## START Records for the task
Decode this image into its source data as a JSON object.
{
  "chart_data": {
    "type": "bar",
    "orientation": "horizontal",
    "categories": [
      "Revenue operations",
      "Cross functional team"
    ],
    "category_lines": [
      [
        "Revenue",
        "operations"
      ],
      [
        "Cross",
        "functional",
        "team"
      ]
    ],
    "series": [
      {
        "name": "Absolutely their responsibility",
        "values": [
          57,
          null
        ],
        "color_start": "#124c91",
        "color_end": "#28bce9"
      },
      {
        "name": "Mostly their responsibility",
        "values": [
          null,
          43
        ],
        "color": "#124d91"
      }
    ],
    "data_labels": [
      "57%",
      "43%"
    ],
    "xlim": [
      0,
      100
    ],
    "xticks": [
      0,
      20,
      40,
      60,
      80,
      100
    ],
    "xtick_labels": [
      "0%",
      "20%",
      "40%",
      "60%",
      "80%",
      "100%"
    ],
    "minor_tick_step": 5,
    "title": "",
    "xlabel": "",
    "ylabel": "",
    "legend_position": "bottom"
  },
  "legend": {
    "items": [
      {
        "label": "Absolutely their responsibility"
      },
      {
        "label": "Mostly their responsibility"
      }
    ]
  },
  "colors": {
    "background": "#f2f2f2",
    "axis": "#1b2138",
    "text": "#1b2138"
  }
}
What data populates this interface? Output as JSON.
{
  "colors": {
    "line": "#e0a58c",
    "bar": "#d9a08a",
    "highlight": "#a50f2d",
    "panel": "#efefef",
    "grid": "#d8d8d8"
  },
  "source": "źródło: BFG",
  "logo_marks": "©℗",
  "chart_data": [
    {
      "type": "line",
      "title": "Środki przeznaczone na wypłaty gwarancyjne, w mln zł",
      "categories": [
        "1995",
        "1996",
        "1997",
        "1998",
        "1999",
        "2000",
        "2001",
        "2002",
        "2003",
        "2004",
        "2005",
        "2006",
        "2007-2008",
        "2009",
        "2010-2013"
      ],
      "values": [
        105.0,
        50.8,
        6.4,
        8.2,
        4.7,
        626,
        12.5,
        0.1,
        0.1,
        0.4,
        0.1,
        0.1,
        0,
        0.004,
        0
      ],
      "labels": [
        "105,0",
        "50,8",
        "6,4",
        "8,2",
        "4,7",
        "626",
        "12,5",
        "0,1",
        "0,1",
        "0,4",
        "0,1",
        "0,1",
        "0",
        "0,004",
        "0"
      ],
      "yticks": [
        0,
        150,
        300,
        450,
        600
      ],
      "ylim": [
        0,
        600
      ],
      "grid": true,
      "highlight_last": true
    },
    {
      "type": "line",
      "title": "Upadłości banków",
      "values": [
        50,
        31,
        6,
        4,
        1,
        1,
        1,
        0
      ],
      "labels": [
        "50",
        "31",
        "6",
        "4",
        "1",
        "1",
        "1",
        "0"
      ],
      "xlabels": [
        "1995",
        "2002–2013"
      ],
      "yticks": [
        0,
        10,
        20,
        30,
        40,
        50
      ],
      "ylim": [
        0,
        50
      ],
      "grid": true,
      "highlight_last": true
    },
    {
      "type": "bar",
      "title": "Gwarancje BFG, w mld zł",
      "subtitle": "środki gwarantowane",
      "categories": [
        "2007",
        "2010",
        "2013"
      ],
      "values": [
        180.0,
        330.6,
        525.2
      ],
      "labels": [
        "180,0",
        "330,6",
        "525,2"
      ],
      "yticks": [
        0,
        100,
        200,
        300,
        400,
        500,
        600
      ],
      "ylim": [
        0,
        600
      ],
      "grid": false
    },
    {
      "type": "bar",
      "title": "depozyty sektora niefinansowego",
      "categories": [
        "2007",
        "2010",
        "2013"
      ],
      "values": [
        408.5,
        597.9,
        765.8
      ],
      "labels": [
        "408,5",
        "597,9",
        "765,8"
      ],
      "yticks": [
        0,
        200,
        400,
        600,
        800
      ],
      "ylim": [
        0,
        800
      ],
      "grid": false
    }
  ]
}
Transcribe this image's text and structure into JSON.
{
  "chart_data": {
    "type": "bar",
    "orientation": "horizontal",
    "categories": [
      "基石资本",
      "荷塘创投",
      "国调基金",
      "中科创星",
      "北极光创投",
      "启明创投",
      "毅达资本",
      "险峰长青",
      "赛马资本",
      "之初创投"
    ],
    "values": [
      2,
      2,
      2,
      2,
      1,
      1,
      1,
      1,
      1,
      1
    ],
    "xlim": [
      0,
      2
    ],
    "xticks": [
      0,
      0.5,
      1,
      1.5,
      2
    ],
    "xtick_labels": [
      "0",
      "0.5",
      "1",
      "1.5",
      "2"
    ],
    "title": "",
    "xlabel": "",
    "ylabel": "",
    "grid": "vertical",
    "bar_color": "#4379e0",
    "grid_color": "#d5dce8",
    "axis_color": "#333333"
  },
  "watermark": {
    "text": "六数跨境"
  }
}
## END Records for the task
Aim of the task: Give an exact copy of all the data shown above.

Completed exercise:
Decode this image into its source data as a JSON object.
{
  "chart_data": {
    "type": "bar",
    "orientation": "horizontal",
    "categories": [
      "Revenue operations",
      "Cross functional team"
    ],
    "category_lines": [
      [
        "Revenue",
        "operations"
      ],
      [
        "Cross",
        "functional",
        "team"
      ]
    ],
    "series": [
      {
        "name": "Absolutely their responsibility",
        "values": [
          57,
          null
        ],
        "color_start": "#124c91",
        "color_end": "#28bce9"
      },
      {
        "name": "Mostly their responsibility",
        "values": [
          null,
          43
        ],
        "color": "#124d91"
      }
    ],
    "data_labels": [
      "57%",
      "43%"
    ],
    "xlim": [
      0,
      100
    ],
    "xticks": [
      0,
      20,
      40,
      60,
      80,
      100
    ],
    "xtick_labels": [
      "0%",
      "20%",
      "40%",
      "60%",
      "80%",
      "100%"
    ],
    "minor_tick_step": 5,
    "title": "",
    "xlabel": "",
    "ylabel": "",
    "legend_position": "bottom"
  },
  "legend": {
    "items": [
      {
        "label": "Absolutely their responsibility"
      },
      {
        "label": "Mostly their responsibility"
      }
    ]
  },
  "colors": {
    "background": "#f2f2f2",
    "axis": "#1b2138",
    "text": "#1b2138"
  }
}
What data populates this interface? Output as JSON.
{
  "colors": {
    "line": "#e0a58c",
    "bar": "#d9a08a",
    "highlight": "#a50f2d",
    "panel": "#efefef",
    "grid": "#d8d8d8"
  },
  "source": "źródło: BFG",
  "logo_marks": "©℗",
  "chart_data": [
    {
      "type": "line",
      "title": "Środki przeznaczone na wypłaty gwarancyjne, w mln zł",
      "categories": [
        "1995",
        "1996",
        "1997",
        "1998",
        "1999",
        "2000",
        "2001",
        "2002",
        "2003",
        "2004",
        "2005",
        "2006",
        "2007-2008",
        "2009",
        "2010-2013"
      ],
      "values": [
        105.0,
        50.8,
        6.4,
        8.2,
        4.7,
        626,
        12.5,
        0.1,
        0.1,
        0.4,
        0.1,
        0.1,
        0,
        0.004,
        0
      ],
      "labels": [
        "105,0",
        "50,8",
        "6,4",
        "8,2",
        "4,7",
        "626",
        "12,5",
        "0,1",
        "0,1",
        "0,4",
        "0,1",
        "0,1",
        "0",
        "0,004",
        "0"
      ],
      "yticks": [
        0,
        150,
        300,
        450,
        600
      ],
      "ylim": [
        0,
        600
      ],
      "grid": true,
      "highlight_last": true
    },
    {
      "type": "line",
      "title": "Upadłości banków",
      "values": [
        50,
        31,
        6,
        4,
        1,
        1,
        1,
        0
      ],
      "labels": [
        "50",
        "31",
        "6",
        "4",
        "1",
        "1",
        "1",
        "0"
      ],
      "xlabels": [
        "1995",
        "2002–2013"
      ],
      "yticks": [
        0,
        10,
        20,
        30,
        40,
        50
      ],
      "ylim": [
        0,
        50
      ],
      "grid": true,
      "highlight_last": true
    },
    {
      "type": "bar",
      "title": "Gwarancje BFG, w mld zł",
      "subtitle": "środki gwarantowane",
      "categories": [
        "2007",
        "2010",
        "2013"
      ],
      "values": [
        180.0,
        330.6,
        525.2
      ],
      "labels": [
        "180,0",
        "330,6",
        "525,2"
      ],
      "yticks": [
        0,
        100,
        200,
        300,
        400,
        500,
        600
      ],
      "ylim": [
        0,
        600
      ],
      "grid": false
    },
    {
      "type": "bar",
      "title": "depozyty sektora niefinansowego",
      "categories": [
        "2007",
        "2010",
        "2013"
      ],
      "values": [
        408.5,
        597.9,
        765.8
      ],
      "labels": [
        "408,5",
        "597,9",
        "765,8"
      ],
      "yticks": [
        0,
        200,
        400,
        600,
        800
      ],
      "ylim": [
        0,
        800
      ],
      "grid": false
    }
  ]
}
Transcribe this image's text and structure into JSON.
{
  "chart_data": {
    "type": "bar",
    "orientation": "horizontal",
    "categories": [
      "基石资本",
      "荷塘创投",
      "国调基金",
      "中科创星",
      "北极光创投",
      "启明创投",
      "毅达资本",
      "险峰长青",
      "赛马资本",
      "之初创投"
    ],
    "values": [
      2,
      2,
      2,
      2,
      1,
      1,
      1,
      1,
      1,
      1
    ],
    "xlim": [
      0,
      2
    ],
    "xticks": [
      0,
      0.5,
      1,
      1.5,
      2
    ],
    "xtick_labels": [
      "0",
      "0.5",
      "1",
      "1.5",
      "2"
    ],
    "title": "",
    "xlabel": "",
    "ylabel": "",
    "grid": "vertical",
    "bar_color": "#4379e0",
    "grid_color": "#d5dce8",
    "axis_color": "#333333"
  },
  "watermark": {
    "text": "六数跨境"
  }
}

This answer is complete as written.